● **Texte fourni**:
····················

La route tumultueuse de l’AOC Côtes d’Auvergne
Portrait
Pierre Goigoux, viticulteur indépendant à Châteaugay, fraîchement élu président du Syndicat des Viticulteurs de la Zone d’Appellation Côtes d’Auvergne, nous ouvre les portes de son domaine.
Pierre Goigoux n’est ni fils d’agriculteur ni fils de vigneron, il se tourne donc vers ce métier sans trop savoir ce qui l’attend. Il franchit alors les obstacles, animé par une seule et même passion, celle de son terroir. «J’aime l’Auvergne et ses paysages, j’avais envie de les servir en faisant quelque chose qui les représente» explique-t-il.
Construire son activité
Pour mener au mieux sa route, Pierre Goigoux s’oriente tout d’abord vers un Bepa viticulture à Mâcon, puis vers le lycée viticole de Beaune. Il conclut sa formation avec un Btsa de gestion au lycée de Marmilhat et créé son entreprise en 1989, il est âgé de 21 ans. C’est avec moins de 3 hectares, dont 0.5 qui appartenaient à son grand-père, qu’il débute. «Cette année là j’ai eu la chance de faire de très bons produits qui se sont bien vendus. J’ai donc pu commencer à acheter de nouvelles parcelles». Lorsqu’on est occupé dans ses vignes, difficile d’aller voir les clients pour vendre son vin. Alors, en 1991, il embauche un premier salarié et en 1994, c’est sa femme qui participe à l’activité du domaine, en accueillant les clients dans le caveau. Cette même année, il améliore son activité avec une surface totale de 10 ha de vignes. En 1999, le viticulteur totalise 21 ha, l’exploitation est peu mécanisé et les coûts de main d’œuvre sont importants. Il essaye de les diminuer en 2004 en partie, à cause de la crise viticole. Pierre Goigoux restructure ses vignes, il arrache un rang sur deux et refait le palissage dans le but de les rendre mécanisables. Aujourd’hui, son domaine s’étend sur 19 ha, la totalité est dans la zone d’appellation Côtes d’Auvergne et répond au cahier des charges.

····················

● **Données enregistrées**:
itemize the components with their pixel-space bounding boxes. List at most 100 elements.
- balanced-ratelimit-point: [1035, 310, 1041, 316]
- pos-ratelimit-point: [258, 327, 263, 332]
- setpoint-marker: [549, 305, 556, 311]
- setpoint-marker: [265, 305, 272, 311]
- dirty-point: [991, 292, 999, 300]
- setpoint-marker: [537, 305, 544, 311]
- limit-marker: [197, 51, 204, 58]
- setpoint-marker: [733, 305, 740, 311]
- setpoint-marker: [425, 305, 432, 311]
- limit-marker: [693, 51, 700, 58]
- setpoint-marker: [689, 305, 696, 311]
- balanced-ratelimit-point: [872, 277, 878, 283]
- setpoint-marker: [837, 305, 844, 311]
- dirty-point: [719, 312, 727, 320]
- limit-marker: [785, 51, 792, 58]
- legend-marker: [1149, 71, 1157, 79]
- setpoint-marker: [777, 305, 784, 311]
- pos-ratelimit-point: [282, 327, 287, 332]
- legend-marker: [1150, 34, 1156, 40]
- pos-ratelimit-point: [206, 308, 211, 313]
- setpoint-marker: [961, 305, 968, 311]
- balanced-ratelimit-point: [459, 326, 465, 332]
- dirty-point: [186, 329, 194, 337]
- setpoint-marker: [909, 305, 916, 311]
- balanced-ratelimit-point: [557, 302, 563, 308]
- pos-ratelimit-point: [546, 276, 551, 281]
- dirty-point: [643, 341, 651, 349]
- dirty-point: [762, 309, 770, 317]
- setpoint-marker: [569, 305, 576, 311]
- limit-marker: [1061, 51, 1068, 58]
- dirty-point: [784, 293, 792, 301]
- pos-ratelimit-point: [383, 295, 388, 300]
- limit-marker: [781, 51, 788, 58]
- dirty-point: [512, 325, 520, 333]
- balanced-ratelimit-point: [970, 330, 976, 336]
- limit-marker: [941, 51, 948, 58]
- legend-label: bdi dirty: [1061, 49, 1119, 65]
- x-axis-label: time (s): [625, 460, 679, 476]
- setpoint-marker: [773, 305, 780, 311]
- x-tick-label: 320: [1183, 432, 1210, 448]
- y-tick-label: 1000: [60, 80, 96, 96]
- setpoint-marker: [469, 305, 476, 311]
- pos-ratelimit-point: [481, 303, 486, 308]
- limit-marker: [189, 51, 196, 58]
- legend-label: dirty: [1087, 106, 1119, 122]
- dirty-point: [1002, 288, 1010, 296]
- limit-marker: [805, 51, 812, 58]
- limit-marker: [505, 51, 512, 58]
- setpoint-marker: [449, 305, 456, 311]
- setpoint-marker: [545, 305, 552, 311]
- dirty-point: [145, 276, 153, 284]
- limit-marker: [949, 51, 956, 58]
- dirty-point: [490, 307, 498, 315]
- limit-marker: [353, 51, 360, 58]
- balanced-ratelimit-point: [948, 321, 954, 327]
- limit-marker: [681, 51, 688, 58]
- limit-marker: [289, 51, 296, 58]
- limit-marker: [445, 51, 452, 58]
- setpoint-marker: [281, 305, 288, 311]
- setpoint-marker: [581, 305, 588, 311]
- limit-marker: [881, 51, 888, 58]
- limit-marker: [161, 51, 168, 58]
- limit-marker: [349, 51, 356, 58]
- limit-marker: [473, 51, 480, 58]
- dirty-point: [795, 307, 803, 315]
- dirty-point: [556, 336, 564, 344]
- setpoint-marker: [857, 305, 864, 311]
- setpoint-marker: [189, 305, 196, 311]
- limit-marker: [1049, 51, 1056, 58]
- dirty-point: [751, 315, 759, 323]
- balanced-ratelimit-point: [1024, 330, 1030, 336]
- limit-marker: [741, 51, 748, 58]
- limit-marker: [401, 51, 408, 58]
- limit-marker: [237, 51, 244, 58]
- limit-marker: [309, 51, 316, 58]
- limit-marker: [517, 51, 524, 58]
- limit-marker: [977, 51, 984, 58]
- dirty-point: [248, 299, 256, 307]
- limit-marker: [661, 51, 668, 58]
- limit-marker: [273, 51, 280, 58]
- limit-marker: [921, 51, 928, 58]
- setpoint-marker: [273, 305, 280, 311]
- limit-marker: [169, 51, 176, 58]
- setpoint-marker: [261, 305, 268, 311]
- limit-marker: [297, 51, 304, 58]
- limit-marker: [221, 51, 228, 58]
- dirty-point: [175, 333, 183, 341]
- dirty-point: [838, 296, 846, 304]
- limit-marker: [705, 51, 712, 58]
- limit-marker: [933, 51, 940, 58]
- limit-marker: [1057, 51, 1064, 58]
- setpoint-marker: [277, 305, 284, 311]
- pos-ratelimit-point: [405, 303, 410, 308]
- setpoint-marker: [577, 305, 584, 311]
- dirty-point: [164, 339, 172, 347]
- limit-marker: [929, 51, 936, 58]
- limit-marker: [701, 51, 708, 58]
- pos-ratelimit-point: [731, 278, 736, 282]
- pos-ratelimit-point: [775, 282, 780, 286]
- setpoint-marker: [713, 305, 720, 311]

····················

● **Exercices**:
- 1) Répondez à ces questions sur le portrait de Pierre Goigoux :
(a) Dans quelle commune Pierre Goigoux est-il viticulteur indépendant ?
(b) Dans quelle ville a-t-il suivi son Bepa viticulture ?
(c) Quelle surface son domaine couvre-t-il aujourd'hui ?
- 2) Reprenez le portrait de Pierre Goigoux après sa dernière phrase et poursuivez-le.
Les items n'ont aucun lien avec le texte.

● **Réponses**:
- 1)
(a) À Châteaugay.
(b) À Mâcon.
(c) 19 hectares.

- 2)
Une arme de plus
Pour Pierre Goigoux, le président du Syndicat des Viticulteurs de la Zone d’Appellation Côtes d’Auvergne, l’Aoc est une vic-toire. Il est fier d’ajouter : «Dans l’histoire de l’Inao, c’est la première fois qu’il y a unanimité sur un dossier. Habituellement au niveau des votes c’est 60%-40%, alors que pour nous il y avait seulement 2 voix contre et une abstention.» Pour lui, c’est la reconnaissance tant attendue et c’est la preuve que les pairs des vignerons croient en eux. Il espère également que cela constituera une protection, car la particularité des vignes puydômoises d’être situées dans un secteur péri-urbain. «Aujourd’hui, l’urbanisation prend de l’envergure et marche sur la vigne. l’Aoc va nous protéger». Pierre Goigoux, très optimiste, pense que par le biais de cette appellation, les viticulteurs donneront une meilleure image de l’Auvergne et de ses vins, auprès des clients encore sceptiques.